• Required work
Leave out the pictures and copy the remaining records exactly.

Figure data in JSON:
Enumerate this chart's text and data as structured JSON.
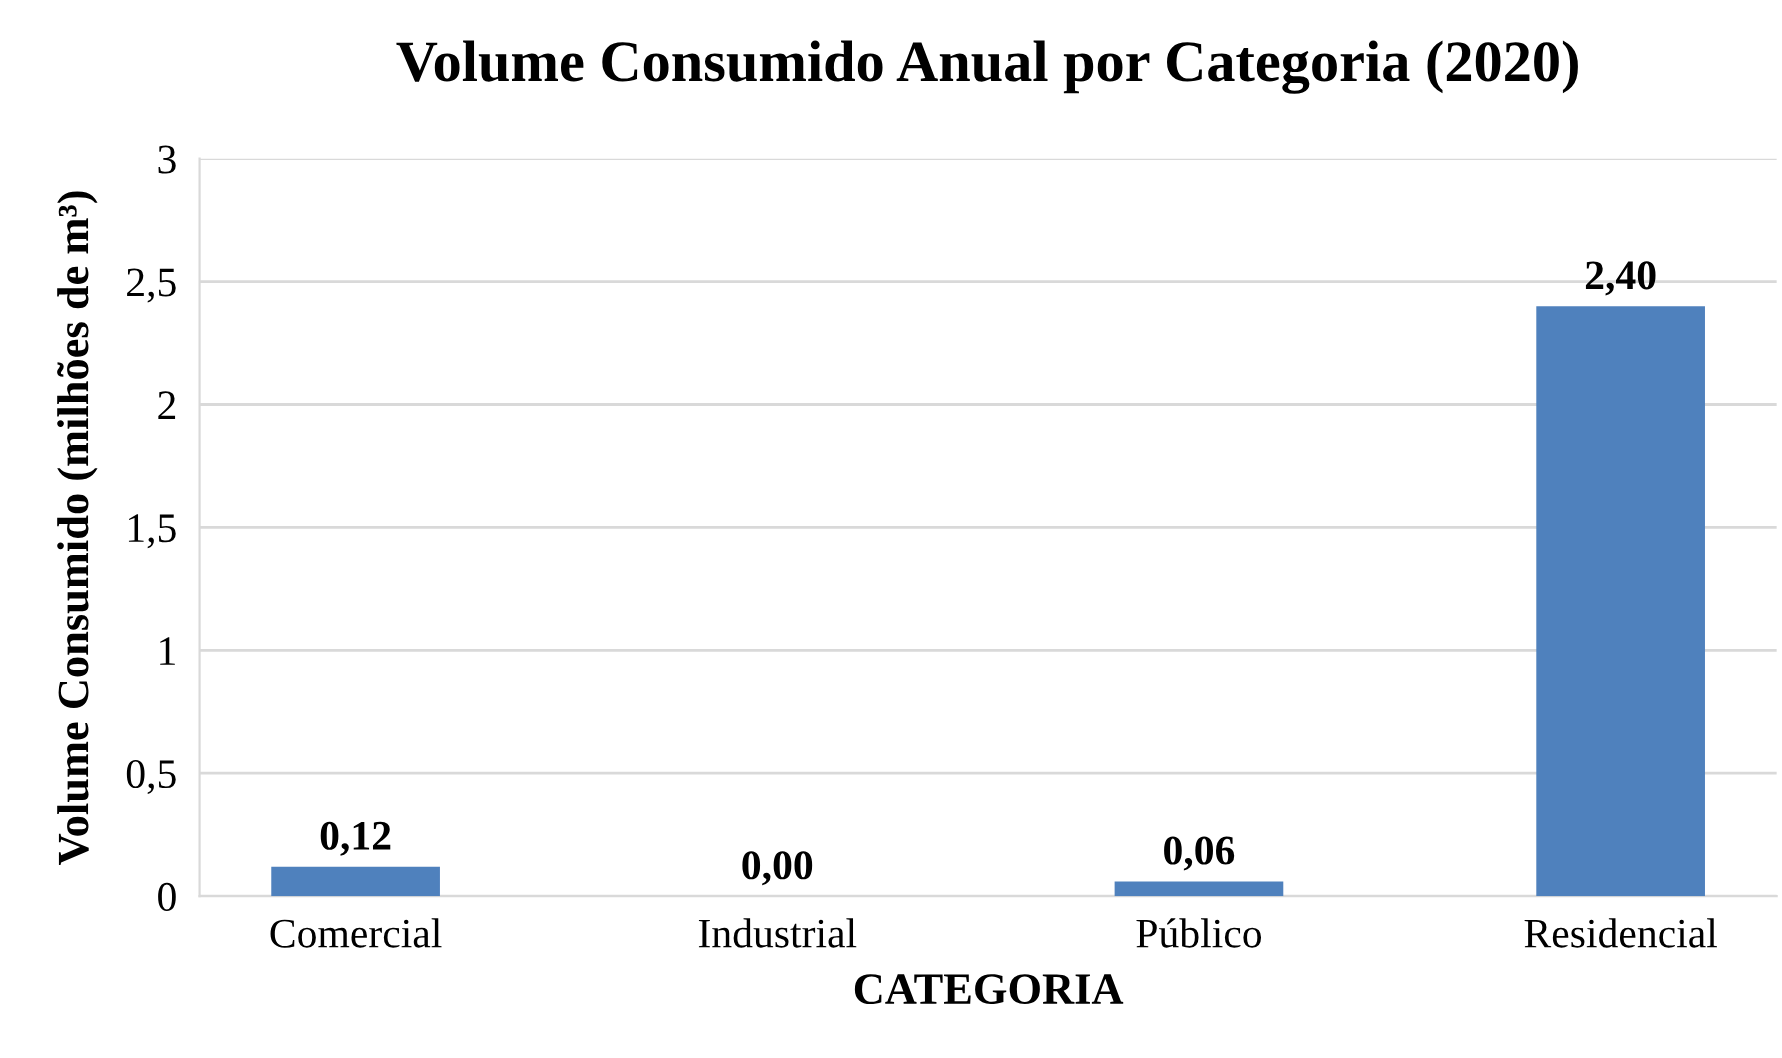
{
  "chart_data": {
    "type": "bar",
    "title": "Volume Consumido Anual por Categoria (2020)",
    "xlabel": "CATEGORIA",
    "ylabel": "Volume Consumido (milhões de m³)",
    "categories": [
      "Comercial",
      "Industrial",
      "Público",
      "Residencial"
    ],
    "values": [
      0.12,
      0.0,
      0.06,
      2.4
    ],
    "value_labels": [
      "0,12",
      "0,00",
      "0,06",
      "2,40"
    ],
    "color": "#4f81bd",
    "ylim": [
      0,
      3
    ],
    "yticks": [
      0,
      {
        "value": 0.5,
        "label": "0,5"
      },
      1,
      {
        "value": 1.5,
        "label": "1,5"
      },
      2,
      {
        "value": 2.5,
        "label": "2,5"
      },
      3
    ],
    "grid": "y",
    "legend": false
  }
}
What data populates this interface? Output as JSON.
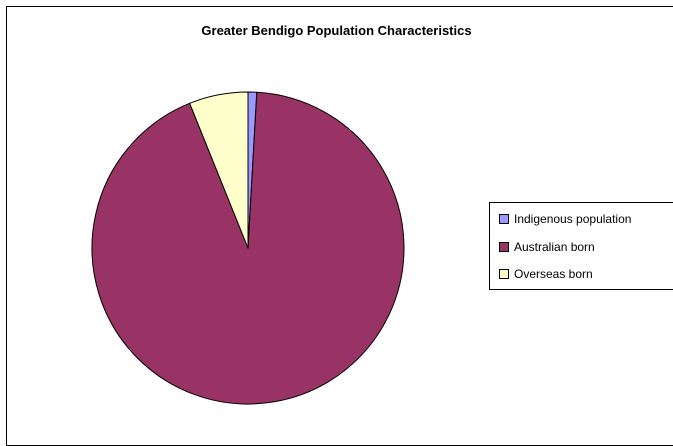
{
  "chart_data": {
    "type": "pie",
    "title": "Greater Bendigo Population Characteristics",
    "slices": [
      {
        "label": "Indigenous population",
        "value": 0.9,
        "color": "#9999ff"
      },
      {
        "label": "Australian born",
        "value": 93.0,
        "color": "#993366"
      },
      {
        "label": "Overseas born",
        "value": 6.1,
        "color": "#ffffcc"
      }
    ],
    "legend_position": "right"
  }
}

• Reply to the exercise
Enumerate this chart's text and data as structured JSON.
{
  "chart_data": {
    "type": "bar",
    "title": "Volume Consumido Anual por Categoria (2020)",
    "xlabel": "CATEGORIA",
    "ylabel": "Volume Consumido (milhões de m³)",
    "categories": [
      "Comercial",
      "Industrial",
      "Público",
      "Residencial"
    ],
    "values": [
      0.12,
      0.0,
      0.06,
      2.4
    ],
    "value_labels": [
      "0,12",
      "0,00",
      "0,06",
      "2,40"
    ],
    "color": "#4f81bd",
    "ylim": [
      0,
      3
    ],
    "yticks": [
      0,
      {
        "value": 0.5,
        "label": "0,5"
      },
      1,
      {
        "value": 1.5,
        "label": "1,5"
      },
      2,
      {
        "value": 2.5,
        "label": "2,5"
      },
      3
    ],
    "grid": "y",
    "legend": false
  }
}
What data populates this interface? Output as JSON.
{
  "chart_data": {
    "type": "pie",
    "title": "Greater Bendigo Population Characteristics",
    "slices": [
      {
        "label": "Indigenous population",
        "value": 0.9,
        "color": "#9999ff"
      },
      {
        "label": "Australian born",
        "value": 93.0,
        "color": "#993366"
      },
      {
        "label": "Overseas born",
        "value": 6.1,
        "color": "#ffffcc"
      }
    ],
    "legend_position": "right"
  }
}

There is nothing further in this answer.